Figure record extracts
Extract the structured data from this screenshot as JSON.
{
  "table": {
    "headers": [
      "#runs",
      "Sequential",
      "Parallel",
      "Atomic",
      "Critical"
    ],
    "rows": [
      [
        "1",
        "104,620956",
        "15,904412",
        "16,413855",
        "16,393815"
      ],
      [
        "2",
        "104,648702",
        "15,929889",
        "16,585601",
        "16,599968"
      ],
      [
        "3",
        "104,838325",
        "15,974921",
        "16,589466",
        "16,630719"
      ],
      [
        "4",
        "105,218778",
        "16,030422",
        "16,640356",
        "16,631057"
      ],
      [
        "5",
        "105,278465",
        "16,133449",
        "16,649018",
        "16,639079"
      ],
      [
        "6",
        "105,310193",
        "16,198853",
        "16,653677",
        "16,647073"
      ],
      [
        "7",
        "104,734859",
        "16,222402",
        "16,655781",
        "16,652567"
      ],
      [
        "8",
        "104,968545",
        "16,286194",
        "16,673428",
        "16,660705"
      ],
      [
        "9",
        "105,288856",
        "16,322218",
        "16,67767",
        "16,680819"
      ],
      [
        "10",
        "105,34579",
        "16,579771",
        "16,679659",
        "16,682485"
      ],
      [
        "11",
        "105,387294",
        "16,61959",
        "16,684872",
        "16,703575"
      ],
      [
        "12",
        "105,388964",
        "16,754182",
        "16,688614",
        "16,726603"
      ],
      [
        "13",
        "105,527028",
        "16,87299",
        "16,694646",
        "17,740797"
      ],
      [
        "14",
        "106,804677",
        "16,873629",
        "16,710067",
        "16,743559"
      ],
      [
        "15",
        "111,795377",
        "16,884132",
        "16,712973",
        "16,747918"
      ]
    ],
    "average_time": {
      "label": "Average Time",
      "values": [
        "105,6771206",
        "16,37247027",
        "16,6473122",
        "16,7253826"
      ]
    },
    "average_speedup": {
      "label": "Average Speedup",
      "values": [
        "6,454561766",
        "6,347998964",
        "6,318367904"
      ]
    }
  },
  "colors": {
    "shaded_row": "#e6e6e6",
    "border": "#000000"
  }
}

EXERCISE AIM: Repeat each record exactly, leaving nothing out.

EXERCISE RESULT:
Extract the structured data from this screenshot as JSON.
{
  "table": {
    "headers": [
      "#runs",
      "Sequential",
      "Parallel",
      "Atomic",
      "Critical"
    ],
    "rows": [
      [
        "1",
        "104,620956",
        "15,904412",
        "16,413855",
        "16,393815"
      ],
      [
        "2",
        "104,648702",
        "15,929889",
        "16,585601",
        "16,599968"
      ],
      [
        "3",
        "104,838325",
        "15,974921",
        "16,589466",
        "16,630719"
      ],
      [
        "4",
        "105,218778",
        "16,030422",
        "16,640356",
        "16,631057"
      ],
      [
        "5",
        "105,278465",
        "16,133449",
        "16,649018",
        "16,639079"
      ],
      [
        "6",
        "105,310193",
        "16,198853",
        "16,653677",
        "16,647073"
      ],
      [
        "7",
        "104,734859",
        "16,222402",
        "16,655781",
        "16,652567"
      ],
      [
        "8",
        "104,968545",
        "16,286194",
        "16,673428",
        "16,660705"
      ],
      [
        "9",
        "105,288856",
        "16,322218",
        "16,67767",
        "16,680819"
      ],
      [
        "10",
        "105,34579",
        "16,579771",
        "16,679659",
        "16,682485"
      ],
      [
        "11",
        "105,387294",
        "16,61959",
        "16,684872",
        "16,703575"
      ],
      [
        "12",
        "105,388964",
        "16,754182",
        "16,688614",
        "16,726603"
      ],
      [
        "13",
        "105,527028",
        "16,87299",
        "16,694646",
        "17,740797"
      ],
      [
        "14",
        "106,804677",
        "16,873629",
        "16,710067",
        "16,743559"
      ],
      [
        "15",
        "111,795377",
        "16,884132",
        "16,712973",
        "16,747918"
      ]
    ],
    "average_time": {
      "label": "Average Time",
      "values": [
        "105,6771206",
        "16,37247027",
        "16,6473122",
        "16,7253826"
      ]
    },
    "average_speedup": {
      "label": "Average Speedup",
      "values": [
        "6,454561766",
        "6,347998964",
        "6,318367904"
      ]
    }
  },
  "colors": {
    "shaded_row": "#e6e6e6",
    "border": "#000000"
  }
}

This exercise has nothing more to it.